═══ Items

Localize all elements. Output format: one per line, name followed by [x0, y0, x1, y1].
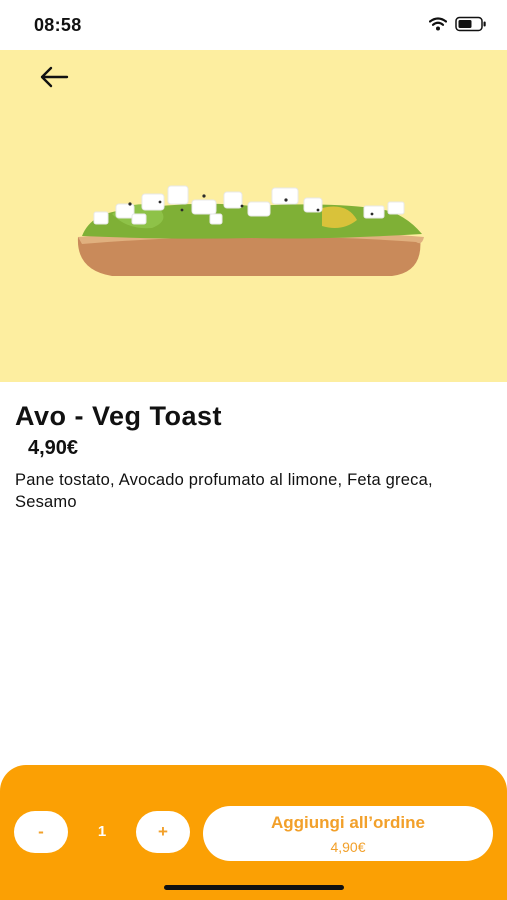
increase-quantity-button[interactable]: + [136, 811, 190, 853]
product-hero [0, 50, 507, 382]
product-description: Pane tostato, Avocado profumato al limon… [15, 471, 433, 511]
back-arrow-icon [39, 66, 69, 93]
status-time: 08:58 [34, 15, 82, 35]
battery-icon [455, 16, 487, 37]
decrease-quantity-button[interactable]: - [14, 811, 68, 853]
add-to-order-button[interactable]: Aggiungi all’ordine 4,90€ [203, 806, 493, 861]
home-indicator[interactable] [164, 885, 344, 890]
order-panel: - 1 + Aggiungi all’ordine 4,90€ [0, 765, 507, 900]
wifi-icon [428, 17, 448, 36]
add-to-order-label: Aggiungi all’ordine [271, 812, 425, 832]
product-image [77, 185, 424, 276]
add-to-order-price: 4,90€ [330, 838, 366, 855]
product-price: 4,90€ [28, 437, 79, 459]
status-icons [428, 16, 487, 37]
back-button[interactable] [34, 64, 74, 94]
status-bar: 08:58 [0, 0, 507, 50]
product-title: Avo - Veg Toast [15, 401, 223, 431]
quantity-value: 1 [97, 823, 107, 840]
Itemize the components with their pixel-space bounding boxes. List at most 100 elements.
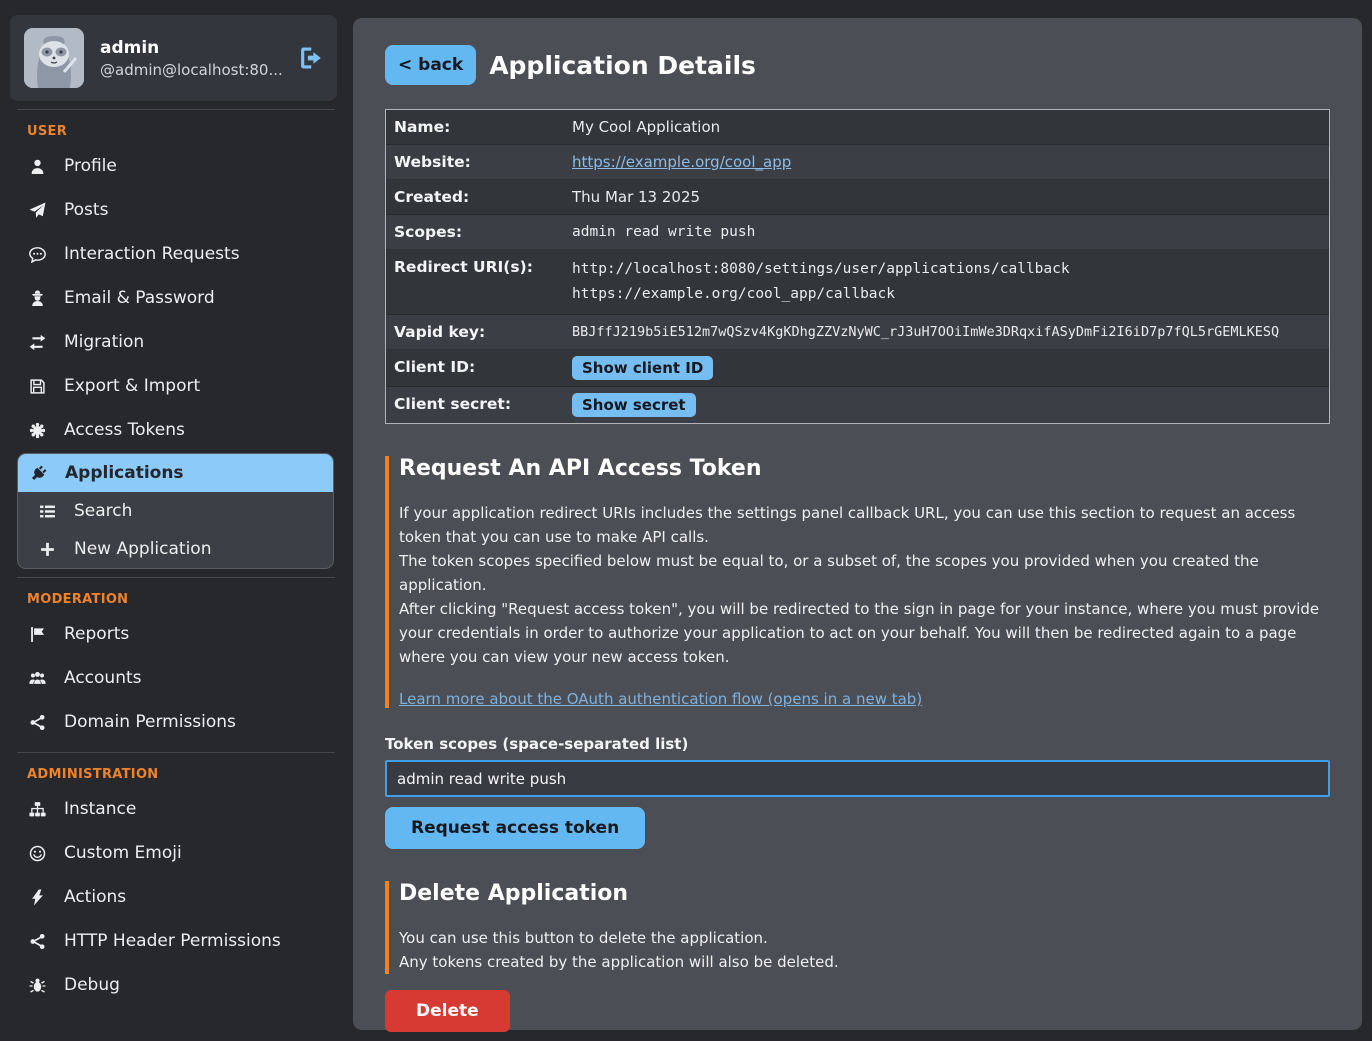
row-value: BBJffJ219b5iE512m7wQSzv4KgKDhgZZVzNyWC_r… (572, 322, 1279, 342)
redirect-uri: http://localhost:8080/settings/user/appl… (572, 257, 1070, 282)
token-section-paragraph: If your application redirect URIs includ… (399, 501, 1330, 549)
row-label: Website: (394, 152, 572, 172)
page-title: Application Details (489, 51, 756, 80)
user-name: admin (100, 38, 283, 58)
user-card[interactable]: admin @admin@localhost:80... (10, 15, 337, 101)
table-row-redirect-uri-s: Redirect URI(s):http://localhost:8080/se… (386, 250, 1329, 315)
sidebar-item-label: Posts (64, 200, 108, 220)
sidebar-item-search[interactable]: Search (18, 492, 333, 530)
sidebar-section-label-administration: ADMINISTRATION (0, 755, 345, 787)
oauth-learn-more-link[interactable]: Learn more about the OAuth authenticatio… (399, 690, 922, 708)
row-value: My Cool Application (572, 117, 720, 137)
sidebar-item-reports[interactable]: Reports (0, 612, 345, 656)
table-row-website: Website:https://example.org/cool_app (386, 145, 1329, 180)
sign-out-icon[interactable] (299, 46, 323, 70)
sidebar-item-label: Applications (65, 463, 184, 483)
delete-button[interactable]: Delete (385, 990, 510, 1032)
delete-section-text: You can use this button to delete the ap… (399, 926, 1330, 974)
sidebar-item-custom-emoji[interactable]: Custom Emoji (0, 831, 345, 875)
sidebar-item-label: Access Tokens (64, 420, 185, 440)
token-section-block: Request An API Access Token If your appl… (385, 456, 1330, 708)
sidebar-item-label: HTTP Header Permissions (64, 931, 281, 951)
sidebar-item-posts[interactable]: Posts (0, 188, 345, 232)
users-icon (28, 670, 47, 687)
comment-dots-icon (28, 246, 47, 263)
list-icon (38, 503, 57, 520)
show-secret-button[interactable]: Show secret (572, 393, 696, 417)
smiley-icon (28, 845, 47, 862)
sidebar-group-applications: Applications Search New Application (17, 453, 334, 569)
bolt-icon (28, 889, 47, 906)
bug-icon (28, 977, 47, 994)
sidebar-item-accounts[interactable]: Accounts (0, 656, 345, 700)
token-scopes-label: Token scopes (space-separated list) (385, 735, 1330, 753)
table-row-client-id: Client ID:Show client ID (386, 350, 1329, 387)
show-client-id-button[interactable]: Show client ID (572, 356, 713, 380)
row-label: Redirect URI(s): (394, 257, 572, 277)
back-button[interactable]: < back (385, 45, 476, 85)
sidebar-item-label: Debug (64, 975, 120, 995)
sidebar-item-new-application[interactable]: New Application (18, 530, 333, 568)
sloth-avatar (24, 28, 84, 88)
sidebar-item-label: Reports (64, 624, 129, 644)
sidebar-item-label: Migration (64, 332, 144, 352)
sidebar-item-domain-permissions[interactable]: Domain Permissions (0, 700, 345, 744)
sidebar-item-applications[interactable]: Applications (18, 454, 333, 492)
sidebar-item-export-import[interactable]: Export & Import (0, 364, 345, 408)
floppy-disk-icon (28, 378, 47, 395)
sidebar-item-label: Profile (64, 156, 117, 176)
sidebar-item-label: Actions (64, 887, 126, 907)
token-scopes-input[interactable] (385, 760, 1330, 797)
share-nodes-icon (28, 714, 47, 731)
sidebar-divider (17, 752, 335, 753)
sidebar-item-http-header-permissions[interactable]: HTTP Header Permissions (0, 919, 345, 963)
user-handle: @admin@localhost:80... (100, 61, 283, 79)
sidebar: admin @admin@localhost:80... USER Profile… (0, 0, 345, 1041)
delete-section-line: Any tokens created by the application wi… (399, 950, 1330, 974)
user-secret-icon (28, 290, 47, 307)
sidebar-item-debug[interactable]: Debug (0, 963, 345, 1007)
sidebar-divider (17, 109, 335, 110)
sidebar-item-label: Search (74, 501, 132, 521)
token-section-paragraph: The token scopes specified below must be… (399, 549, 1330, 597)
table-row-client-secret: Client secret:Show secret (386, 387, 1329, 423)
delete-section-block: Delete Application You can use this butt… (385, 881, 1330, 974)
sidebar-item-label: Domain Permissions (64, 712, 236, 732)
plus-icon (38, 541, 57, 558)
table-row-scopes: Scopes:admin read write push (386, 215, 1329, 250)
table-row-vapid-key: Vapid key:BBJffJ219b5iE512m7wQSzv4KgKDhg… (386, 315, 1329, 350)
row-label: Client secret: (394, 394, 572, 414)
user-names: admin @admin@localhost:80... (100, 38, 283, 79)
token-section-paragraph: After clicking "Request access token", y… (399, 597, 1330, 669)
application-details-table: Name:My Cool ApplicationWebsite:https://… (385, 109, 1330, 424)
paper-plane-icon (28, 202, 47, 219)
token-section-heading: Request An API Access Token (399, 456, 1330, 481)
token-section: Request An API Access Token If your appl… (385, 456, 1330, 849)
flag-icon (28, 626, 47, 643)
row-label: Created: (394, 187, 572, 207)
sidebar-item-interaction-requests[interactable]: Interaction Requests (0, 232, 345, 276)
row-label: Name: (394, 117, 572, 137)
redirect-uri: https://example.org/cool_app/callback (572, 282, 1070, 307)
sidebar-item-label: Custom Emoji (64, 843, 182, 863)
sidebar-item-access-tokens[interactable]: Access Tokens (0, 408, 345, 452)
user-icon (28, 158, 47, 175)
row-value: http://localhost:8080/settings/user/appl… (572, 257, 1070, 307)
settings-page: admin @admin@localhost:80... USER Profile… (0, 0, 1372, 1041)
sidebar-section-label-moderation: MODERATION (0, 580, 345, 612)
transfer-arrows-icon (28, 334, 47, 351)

══════

Reproduce every line of the entries above word for word, but leave out the picture lines.

> Expected answer
Localize all elements. Output format: one per line, name followed by [x0, y0, x1, y1].
increase-quantity-button[interactable]: + [136, 811, 190, 853]
product-hero [0, 50, 507, 382]
product-description: Pane tostato, Avocado profumato al limon… [15, 471, 433, 511]
back-arrow-icon [39, 66, 69, 93]
status-time: 08:58 [34, 15, 82, 35]
battery-icon [455, 16, 487, 37]
decrease-quantity-button[interactable]: - [14, 811, 68, 853]
add-to-order-button[interactable]: Aggiungi all’ordine 4,90€ [203, 806, 493, 861]
home-indicator[interactable] [164, 885, 344, 890]
order-panel: - 1 + Aggiungi all’ordine 4,90€ [0, 765, 507, 900]
wifi-icon [428, 17, 448, 36]
add-to-order-label: Aggiungi all’ordine [271, 812, 425, 832]
product-image [77, 185, 424, 276]
add-to-order-price: 4,90€ [330, 838, 366, 855]
product-price: 4,90€ [28, 437, 79, 459]
status-icons [428, 16, 487, 37]
back-button[interactable] [34, 64, 74, 94]
status-bar: 08:58 [0, 0, 507, 50]
product-title: Avo - Veg Toast [15, 401, 223, 431]
quantity-value: 1 [97, 823, 107, 840]
Itemize the components with their pixel-space bounding boxes. List at most 100 elements.
row-value: BBJffJ219b5iE512m7wQSzv4KgKDhgZZVzNyWC_r… (572, 322, 1279, 342)
redirect-uri: http://localhost:8080/settings/user/appl… (572, 257, 1070, 282)
token-section-paragraph: If your application redirect URIs includ… (399, 501, 1330, 549)
row-label: Website: (394, 152, 572, 172)
page-title: Application Details (489, 51, 756, 80)
user-name: admin (100, 38, 283, 58)
user-card[interactable]: admin @admin@localhost:80... (10, 15, 337, 101)
table-row-redirect-uri-s: Redirect URI(s):http://localhost:8080/se… (386, 250, 1329, 315)
sidebar-item-label: Posts (64, 200, 108, 220)
sidebar-item-search[interactable]: Search (18, 492, 333, 530)
sidebar-section-label-administration: ADMINISTRATION (0, 755, 345, 787)
oauth-learn-more-link[interactable]: Learn more about the OAuth authenticatio… (399, 690, 922, 708)
row-value: My Cool Application (572, 117, 720, 137)
sidebar-item-reports[interactable]: Reports (0, 612, 345, 656)
table-row-website: Website:https://example.org/cool_app (386, 145, 1329, 180)
sign-out-icon[interactable] (299, 46, 323, 70)
sidebar-item-label: Applications (65, 463, 184, 483)
delete-button[interactable]: Delete (385, 990, 510, 1032)
delete-section-text: You can use this button to delete the ap… (399, 926, 1330, 974)
sidebar-item-custom-emoji[interactable]: Custom Emoji (0, 831, 345, 875)
sidebar-item-label: Access Tokens (64, 420, 185, 440)
token-section-block: Request An API Access Token If your appl… (385, 456, 1330, 708)
sidebar-item-label: HTTP Header Permissions (64, 931, 281, 951)
sidebar-item-posts[interactable]: Posts (0, 188, 345, 232)
users-icon (28, 670, 47, 687)
comment-dots-icon (28, 246, 47, 263)
list-icon (38, 503, 57, 520)
show-secret-button[interactable]: Show secret (572, 393, 696, 417)
smiley-icon (28, 845, 47, 862)
sidebar-group-applications: Applications Search New Application (17, 453, 334, 569)
bolt-icon (28, 889, 47, 906)
bug-icon (28, 977, 47, 994)
sidebar-item-accounts[interactable]: Accounts (0, 656, 345, 700)
token-scopes-label: Token scopes (space-separated list) (385, 735, 1330, 753)
table-row-client-id: Client ID:Show client ID (386, 350, 1329, 387)
show-client-id-button[interactable]: Show client ID (572, 356, 713, 380)
row-label: Redirect URI(s): (394, 257, 572, 277)
back-button[interactable]: < back (385, 45, 476, 85)
sidebar-item-label: Debug (64, 975, 120, 995)
sidebar-item-new-application[interactable]: New Application (18, 530, 333, 568)
sloth-avatar (24, 28, 84, 88)
sidebar-item-label: Reports (64, 624, 129, 644)
sidebar-item-label: Migration (64, 332, 144, 352)
sidebar-item-domain-permissions[interactable]: Domain Permissions (0, 700, 345, 744)
sidebar-item-applications[interactable]: Applications (18, 454, 333, 492)
sidebar-item-export-import[interactable]: Export & Import (0, 364, 345, 408)
floppy-disk-icon (28, 378, 47, 395)
sidebar-item-label: Profile (64, 156, 117, 176)
sidebar-item-label: Actions (64, 887, 126, 907)
token-scopes-input[interactable] (385, 760, 1330, 797)
share-nodes-icon (28, 714, 47, 731)
sidebar-divider (17, 752, 335, 753)
sidebar-item-http-header-permissions[interactable]: HTTP Header Permissions (0, 919, 345, 963)
user-handle: @admin@localhost:80... (100, 61, 283, 79)
sidebar: admin @admin@localhost:80... USER Profile… (0, 0, 345, 1041)
delete-section-line: Any tokens created by the application wi… (399, 950, 1330, 974)
user-secret-icon (28, 290, 47, 307)
sidebar-item-debug[interactable]: Debug (0, 963, 345, 1007)
sidebar-divider (17, 109, 335, 110)
sidebar-item-label: Search (74, 501, 132, 521)
token-section-paragraph: The token scopes specified below must be… (399, 549, 1330, 597)
table-row-client-secret: Client secret:Show secret (386, 387, 1329, 423)
delete-section-block: Delete Application You can use this butt… (385, 881, 1330, 974)
sidebar-item-label: Domain Permissions (64, 712, 236, 732)
plus-icon (38, 541, 57, 558)
table-row-scopes: Scopes:admin read write push (386, 215, 1329, 250)
table-row-vapid-key: Vapid key:BBJffJ219b5iE512m7wQSzv4KgKDhg… (386, 315, 1329, 350)
row-label: Client secret: (394, 394, 572, 414)
user-names: admin @admin@localhost:80... (100, 38, 283, 79)
token-section-paragraph: After clicking "Request access token", y… (399, 597, 1330, 669)
application-details-table: Name:My Cool ApplicationWebsite:https://… (385, 109, 1330, 424)
paper-plane-icon (28, 202, 47, 219)
token-section-heading: Request An API Access Token (399, 456, 1330, 481)
token-section: Request An API Access Token If your appl… (385, 456, 1330, 849)
flag-icon (28, 626, 47, 643)
row-label: Created: (394, 187, 572, 207)
sidebar-item-interaction-requests[interactable]: Interaction Requests (0, 232, 345, 276)
row-label: Name: (394, 117, 572, 137)
redirect-uri: https://example.org/cool_app/callback (572, 282, 1070, 307)
sidebar-item-label: Custom Emoji (64, 843, 182, 863)
sidebar-item-access-tokens[interactable]: Access Tokens (0, 408, 345, 452)
user-icon (28, 158, 47, 175)
row-value: http://localhost:8080/settings/user/appl… (572, 257, 1070, 307)
settings-page: admin @admin@localhost:80... USER Profile… (0, 0, 1372, 1041)
sidebar-section-label-moderation: MODERATION (0, 580, 345, 612)
transfer-arrows-icon (28, 334, 47, 351)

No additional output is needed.